- [Opdracht]:
Zoek in de tekst over het Renkums Beekdal het antwoord op deze vragen:
1. Welke molengoot ligt aan de westkant van het dal?
2. Op welke hoogte ligt de beek bij het gemaal onderin?
3. Waar begint de Molenbeek op oude kaarten?

____ Tekst

Drie beken stromen door het Renkums Beekdal: eentje in het midden op het laagste punt en aan weerszijden van het dal een opgeleide molengoot: de Oliemolenbeek aan de westkant en de Molenbeek aan de oostkant. Dit is een logisch systeem, maar wel theorie. In de praktijk is het een ingewikkeld stelsel van sprengen, goten en beken. De namen van met name de middelste beek wisselen nogal eens, en ook stromen de goten en beken dan weer eens samen en vervolgens splitsen ze zich weer. Dat is logisch, want benedenstrooms van een molen hoef je niet meer op te leiden, dus als er geen molen beneden is, stroomt het water vanzelf het dal weer in. Voor een buitenstaander zijn al die namen niet te onthouden, en voor dit blog ook niet belangrijk, dus ik doe het voor het schema zo: Renkumsebeek in het midden, twee molengoten aan weerszijden. Vandaag de oost-molengoot, de Molenbeek.
Hier de legger van het Renkums Beekdal. Bij het spoor ligt de beek op 16,72 m+NAP, en bij het gemaal onderin op 7,25 m+NAP. Een hoogteverschil van 9, 47 meter (waterschapse precisie) op een lengte van ongeveer 8 km (afgerond): 1 m verval per km.

De bovenstroomse sprengen worden beschouwd als begin van de Molenbeek en al eerder had ik uitgezocht dat hij op oude kaarten begint in De Ginkel. Ik heb zelfs eerder al het hele beekdal van De Ginkel tot aan de Rijn afgelopen.
Vandaag wil ik de oost-molengoot, de Molenbeek, in detail bekijken waarbij ik met name let op de waterwerkjes. De goot begint waar de spreng het beekdal in komt en de molengoten worden opgeleid aan weerszijden van het beekdal. Eigenlijk hoort de bovenstroomse gegraven spreng er ook bij, want je graaft een spreng niet zomaar, dus elke spreng is een Molenbeek. Maar het water in de spreng stroomt wel door het diepste deel van het dal naar beneden, dus als de mens nu zou stoppen met waterknutselen zou dat vanaf nu wel de natuurlijke beekloop zijn.

________
____ Aangeleverd materiaal

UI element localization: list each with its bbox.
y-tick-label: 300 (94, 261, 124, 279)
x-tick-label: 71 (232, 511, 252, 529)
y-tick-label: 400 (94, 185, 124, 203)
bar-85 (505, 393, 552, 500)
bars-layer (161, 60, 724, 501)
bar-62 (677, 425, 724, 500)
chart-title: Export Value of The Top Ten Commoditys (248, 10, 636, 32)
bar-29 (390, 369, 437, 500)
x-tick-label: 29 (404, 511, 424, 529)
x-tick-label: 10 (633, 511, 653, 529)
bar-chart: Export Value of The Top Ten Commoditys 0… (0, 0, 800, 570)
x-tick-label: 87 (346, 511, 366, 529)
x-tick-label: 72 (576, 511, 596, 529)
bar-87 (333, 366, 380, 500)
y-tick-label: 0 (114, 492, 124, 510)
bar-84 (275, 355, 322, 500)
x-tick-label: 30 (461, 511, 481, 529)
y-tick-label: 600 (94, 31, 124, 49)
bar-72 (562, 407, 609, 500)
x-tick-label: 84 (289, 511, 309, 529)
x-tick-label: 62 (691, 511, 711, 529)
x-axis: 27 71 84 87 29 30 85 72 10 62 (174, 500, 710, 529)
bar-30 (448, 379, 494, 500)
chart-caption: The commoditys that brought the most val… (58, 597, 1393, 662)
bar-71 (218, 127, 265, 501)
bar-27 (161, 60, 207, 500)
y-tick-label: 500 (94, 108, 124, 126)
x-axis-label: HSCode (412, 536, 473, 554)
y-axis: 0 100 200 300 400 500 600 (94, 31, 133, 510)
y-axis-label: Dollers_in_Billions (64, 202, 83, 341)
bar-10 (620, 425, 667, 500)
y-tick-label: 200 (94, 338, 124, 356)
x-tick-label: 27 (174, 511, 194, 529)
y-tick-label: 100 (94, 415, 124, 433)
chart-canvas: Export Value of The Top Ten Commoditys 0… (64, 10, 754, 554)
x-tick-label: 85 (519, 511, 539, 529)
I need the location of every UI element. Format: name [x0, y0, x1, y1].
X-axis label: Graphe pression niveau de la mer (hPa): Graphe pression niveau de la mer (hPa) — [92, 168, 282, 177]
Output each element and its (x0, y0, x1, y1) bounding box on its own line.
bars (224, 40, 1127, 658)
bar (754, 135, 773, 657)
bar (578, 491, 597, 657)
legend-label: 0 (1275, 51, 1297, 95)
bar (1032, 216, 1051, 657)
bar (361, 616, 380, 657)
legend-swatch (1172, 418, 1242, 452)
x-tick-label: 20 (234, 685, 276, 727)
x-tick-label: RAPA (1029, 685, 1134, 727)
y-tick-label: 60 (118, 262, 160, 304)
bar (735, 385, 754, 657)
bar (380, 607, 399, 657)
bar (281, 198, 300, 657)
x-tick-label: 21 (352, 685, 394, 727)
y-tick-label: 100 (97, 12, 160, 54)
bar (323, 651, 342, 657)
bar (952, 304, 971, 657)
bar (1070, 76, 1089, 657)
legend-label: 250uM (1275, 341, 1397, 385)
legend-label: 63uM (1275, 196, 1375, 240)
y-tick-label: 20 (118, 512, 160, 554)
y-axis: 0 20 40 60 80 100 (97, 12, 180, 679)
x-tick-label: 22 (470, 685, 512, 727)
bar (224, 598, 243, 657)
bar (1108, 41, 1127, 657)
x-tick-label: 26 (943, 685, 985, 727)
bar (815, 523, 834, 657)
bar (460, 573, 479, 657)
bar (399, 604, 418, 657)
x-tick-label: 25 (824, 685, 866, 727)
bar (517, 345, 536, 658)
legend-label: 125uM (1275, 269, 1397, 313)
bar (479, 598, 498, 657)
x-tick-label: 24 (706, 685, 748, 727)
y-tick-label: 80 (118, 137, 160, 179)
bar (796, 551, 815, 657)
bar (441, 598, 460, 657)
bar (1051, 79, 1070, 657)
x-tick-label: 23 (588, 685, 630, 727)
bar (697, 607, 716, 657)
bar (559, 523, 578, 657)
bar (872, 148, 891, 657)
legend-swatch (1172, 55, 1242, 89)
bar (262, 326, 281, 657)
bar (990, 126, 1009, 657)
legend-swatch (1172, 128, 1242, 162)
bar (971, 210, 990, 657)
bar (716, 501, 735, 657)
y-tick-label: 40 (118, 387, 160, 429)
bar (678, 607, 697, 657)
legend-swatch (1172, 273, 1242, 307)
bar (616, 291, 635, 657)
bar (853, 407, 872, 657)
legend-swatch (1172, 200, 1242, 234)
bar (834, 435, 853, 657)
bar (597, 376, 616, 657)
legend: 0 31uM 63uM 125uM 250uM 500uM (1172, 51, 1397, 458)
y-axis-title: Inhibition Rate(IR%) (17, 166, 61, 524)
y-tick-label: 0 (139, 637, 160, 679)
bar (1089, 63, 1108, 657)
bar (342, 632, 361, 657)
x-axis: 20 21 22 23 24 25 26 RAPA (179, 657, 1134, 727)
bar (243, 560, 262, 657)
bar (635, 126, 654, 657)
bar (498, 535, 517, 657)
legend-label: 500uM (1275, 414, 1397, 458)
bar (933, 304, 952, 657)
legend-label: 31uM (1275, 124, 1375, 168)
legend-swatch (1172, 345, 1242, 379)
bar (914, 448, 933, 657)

________

- [Antwoord]:
1. De Oliemolenbeek.
2. Op 7,25 m+NAP.
3. In De Ginkel.